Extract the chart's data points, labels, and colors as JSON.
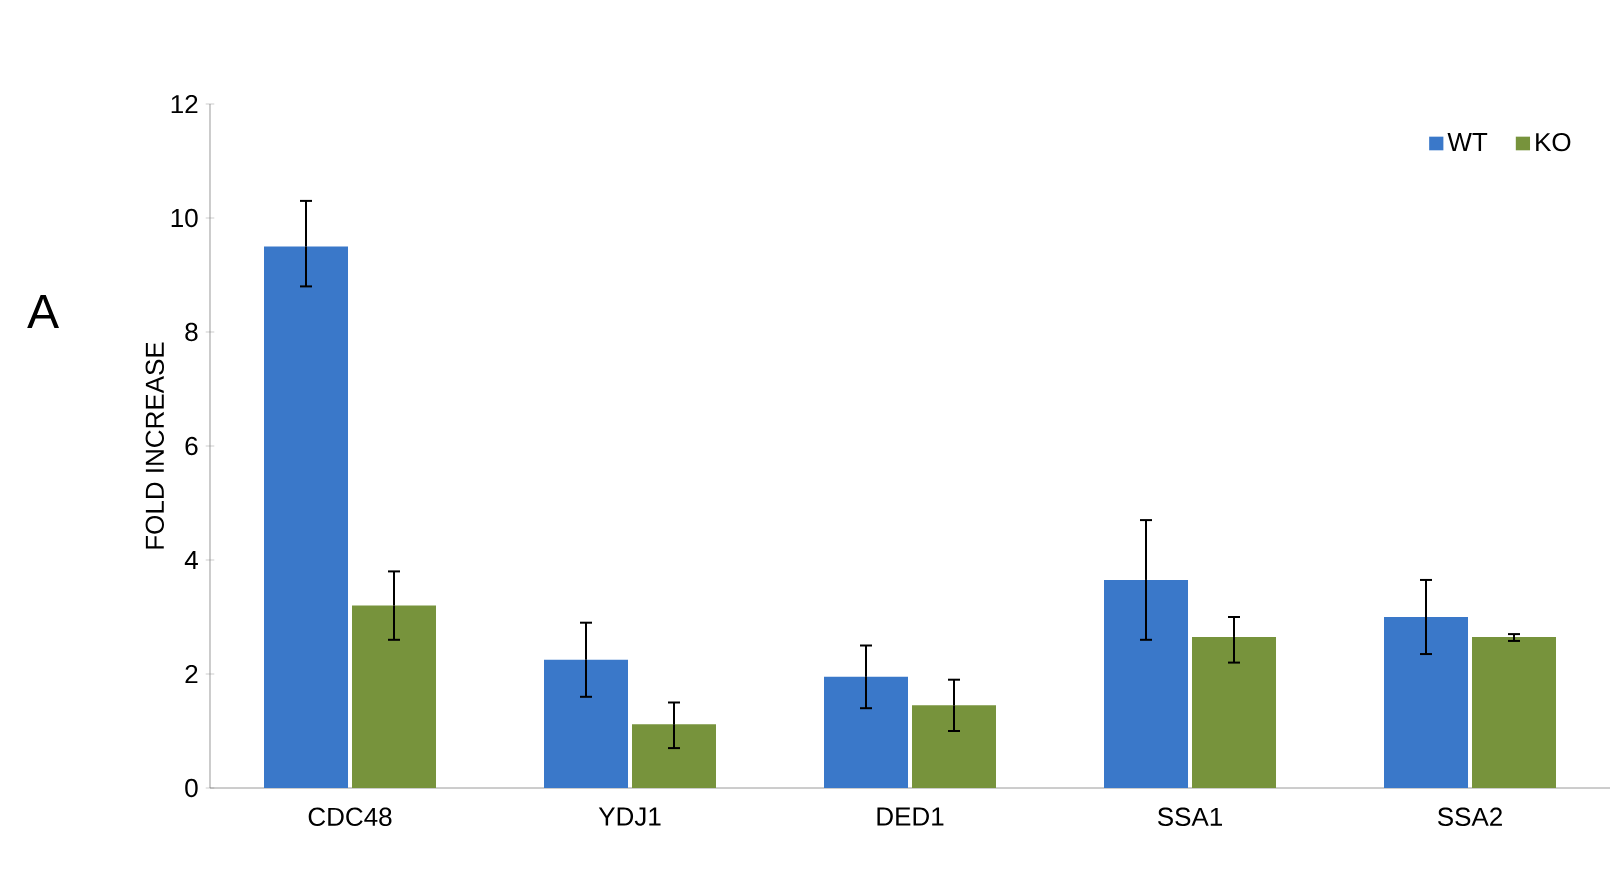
{
  "chart_data": {
    "type": "bar",
    "ylabel": "FOLD INCREASE",
    "annotations": [
      "A"
    ],
    "categories": [
      "CDC48",
      "YDJ1",
      "DED1",
      "SSA1",
      "SSA2"
    ],
    "series": [
      {
        "name": "WT",
        "color": "#3a78c9",
        "values": [
          9.5,
          2.25,
          1.95,
          3.65,
          3.0
        ],
        "errors": [
          [
            8.8,
            10.3
          ],
          [
            1.6,
            2.9
          ],
          [
            1.4,
            2.5
          ],
          [
            2.6,
            4.7
          ],
          [
            2.35,
            3.65
          ]
        ]
      },
      {
        "name": "KO",
        "color": "#77933c",
        "values": [
          3.2,
          1.12,
          1.45,
          2.65,
          2.65
        ],
        "errors": [
          [
            2.6,
            3.8
          ],
          [
            0.7,
            1.5
          ],
          [
            1.0,
            1.9
          ],
          [
            2.2,
            3.0
          ],
          [
            2.58,
            2.7
          ]
        ]
      }
    ],
    "ylim": [
      0,
      12
    ],
    "yticks": [
      0,
      2,
      4,
      6,
      8,
      10,
      12
    ],
    "legend": "top right",
    "grid": false
  }
}
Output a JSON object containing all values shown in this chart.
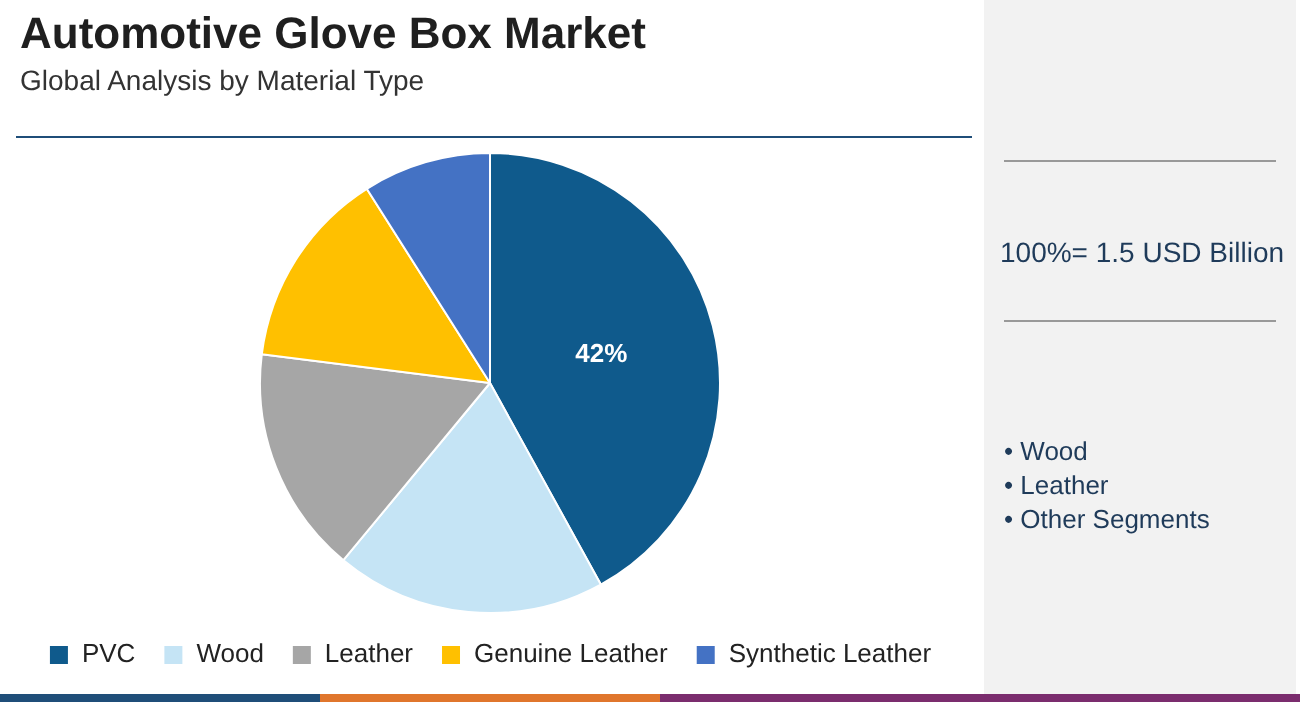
{
  "chart_data": {
    "type": "pie",
    "title": "Automotive Glove Box Market",
    "subtitle": "Global Analysis by Material Type",
    "categories": [
      "PVC",
      "Wood",
      "Leather",
      "Genuine Leather",
      "Synthetic Leather"
    ],
    "values": [
      42,
      19,
      16,
      14,
      9
    ],
    "colors": [
      "#0f5a8c",
      "#c5e4f5",
      "#a6a6a6",
      "#ffc000",
      "#4472c4"
    ],
    "value_labels": [
      "42%",
      null,
      null,
      null,
      null
    ],
    "legend": "bottom",
    "annotations": [
      "100%= 1.5 USD Billion",
      "• Wood",
      "• Leather",
      "• Other Segments"
    ]
  }
}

__PROBLEM DESCRIPTION__:
Find how many lines in the listing hold "Leather", and reply with that number only.

__THE ANSWER__:
4